───── Supplied data ─────
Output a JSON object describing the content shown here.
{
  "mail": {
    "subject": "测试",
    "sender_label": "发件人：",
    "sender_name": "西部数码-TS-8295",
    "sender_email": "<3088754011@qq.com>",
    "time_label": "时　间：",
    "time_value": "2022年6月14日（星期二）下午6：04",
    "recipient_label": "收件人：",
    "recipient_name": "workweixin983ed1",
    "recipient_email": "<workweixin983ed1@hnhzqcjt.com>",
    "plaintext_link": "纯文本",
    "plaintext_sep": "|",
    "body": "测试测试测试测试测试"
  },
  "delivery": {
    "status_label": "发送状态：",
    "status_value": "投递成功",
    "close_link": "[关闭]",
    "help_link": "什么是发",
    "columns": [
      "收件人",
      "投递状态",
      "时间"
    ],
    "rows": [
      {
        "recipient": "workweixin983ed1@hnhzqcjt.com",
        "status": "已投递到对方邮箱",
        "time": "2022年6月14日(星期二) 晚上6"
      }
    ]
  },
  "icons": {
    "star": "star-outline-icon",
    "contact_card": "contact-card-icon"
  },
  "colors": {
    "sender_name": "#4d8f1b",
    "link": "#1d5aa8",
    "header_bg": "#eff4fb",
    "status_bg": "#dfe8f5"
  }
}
─────
◆ Task goal ◆
Go through the material above line by line and copy it exactly.

◆ Written answer ◆
Output a JSON object describing the content shown here.
{
  "mail": {
    "subject": "测试",
    "sender_label": "发件人：",
    "sender_name": "西部数码-TS-8295",
    "sender_email": "<3088754011@qq.com>",
    "time_label": "时　间：",
    "time_value": "2022年6月14日（星期二）下午6：04",
    "recipient_label": "收件人：",
    "recipient_name": "workweixin983ed1",
    "recipient_email": "<workweixin983ed1@hnhzqcjt.com>",
    "plaintext_link": "纯文本",
    "plaintext_sep": "|",
    "body": "测试测试测试测试测试"
  },
  "delivery": {
    "status_label": "发送状态：",
    "status_value": "投递成功",
    "close_link": "[关闭]",
    "help_link": "什么是发",
    "columns": [
      "收件人",
      "投递状态",
      "时间"
    ],
    "rows": [
      {
        "recipient": "workweixin983ed1@hnhzqcjt.com",
        "status": "已投递到对方邮箱",
        "time": "2022年6月14日(星期二) 晚上6"
      }
    ]
  },
  "icons": {
    "star": "star-outline-icon",
    "contact_card": "contact-card-icon"
  },
  "colors": {
    "sender_name": "#4d8f1b",
    "link": "#1d5aa8",
    "header_bg": "#eff4fb",
    "status_bg": "#dfe8f5"
  }
}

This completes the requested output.